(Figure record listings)

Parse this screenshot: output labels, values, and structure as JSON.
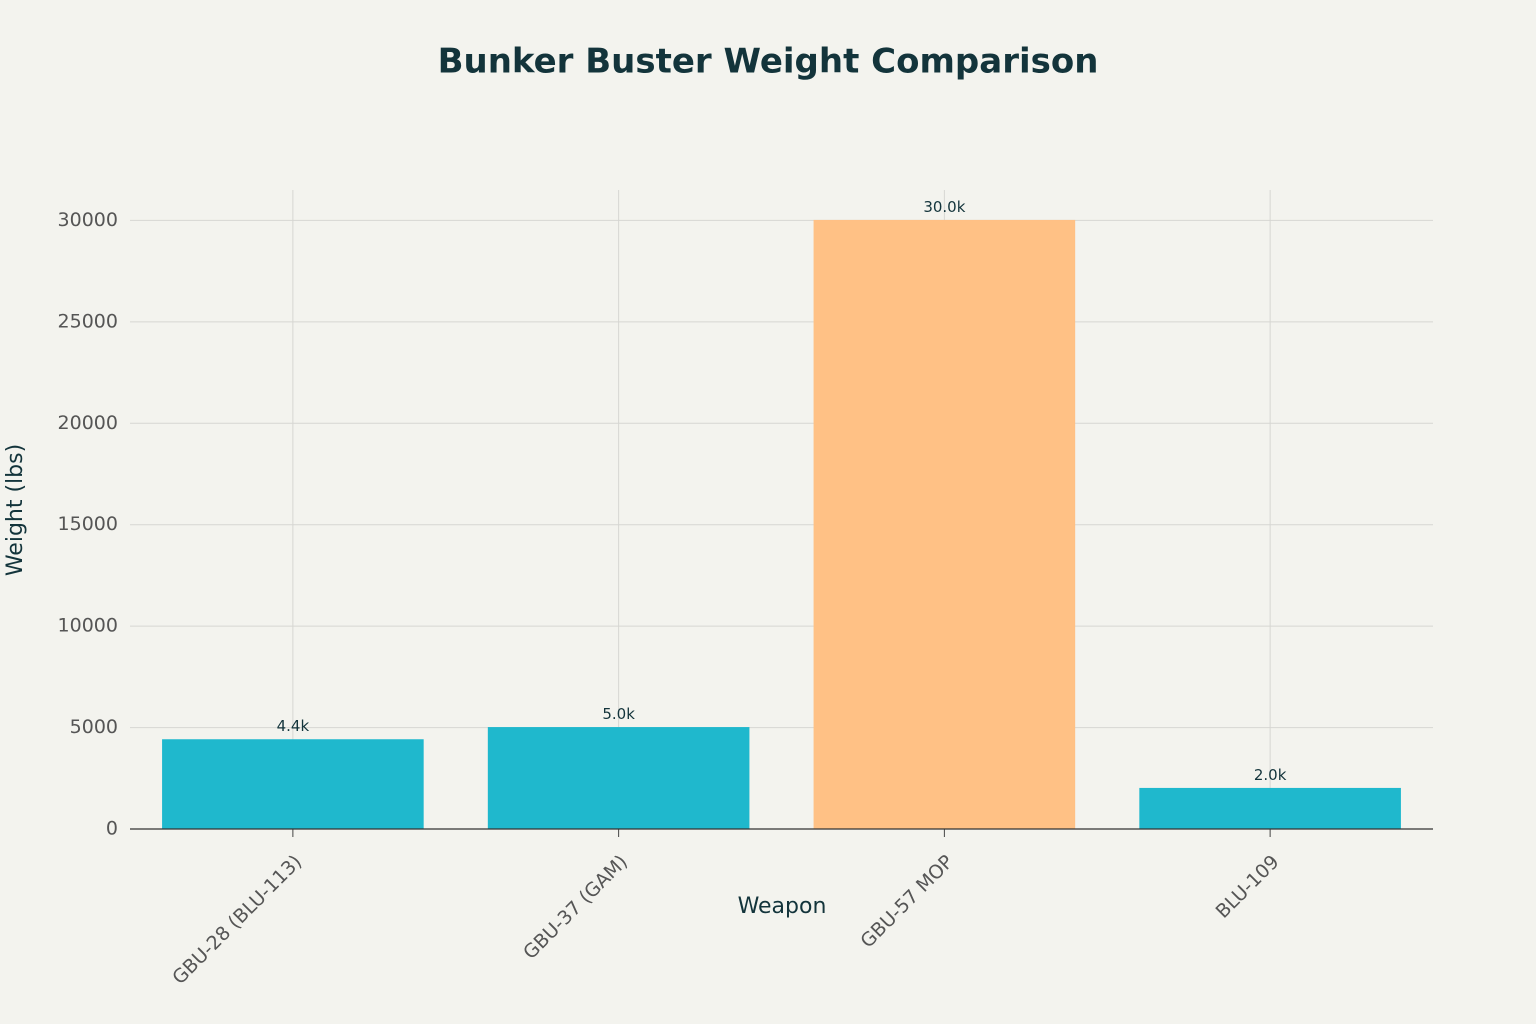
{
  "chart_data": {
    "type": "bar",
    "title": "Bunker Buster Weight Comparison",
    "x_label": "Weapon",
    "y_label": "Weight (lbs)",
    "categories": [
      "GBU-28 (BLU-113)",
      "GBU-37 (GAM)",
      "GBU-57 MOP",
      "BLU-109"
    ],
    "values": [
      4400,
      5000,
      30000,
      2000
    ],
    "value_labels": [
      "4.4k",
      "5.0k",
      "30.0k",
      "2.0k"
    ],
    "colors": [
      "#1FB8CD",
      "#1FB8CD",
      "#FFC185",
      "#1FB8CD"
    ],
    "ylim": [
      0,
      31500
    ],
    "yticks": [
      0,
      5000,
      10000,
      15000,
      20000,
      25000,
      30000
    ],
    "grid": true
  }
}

### Directions
Look through the entries above; copy every line holding the string "Weight".

### Exercise answer
    "title": "Bunker Buster Weight Comparison",
    "y_label": "Weight (lbs)",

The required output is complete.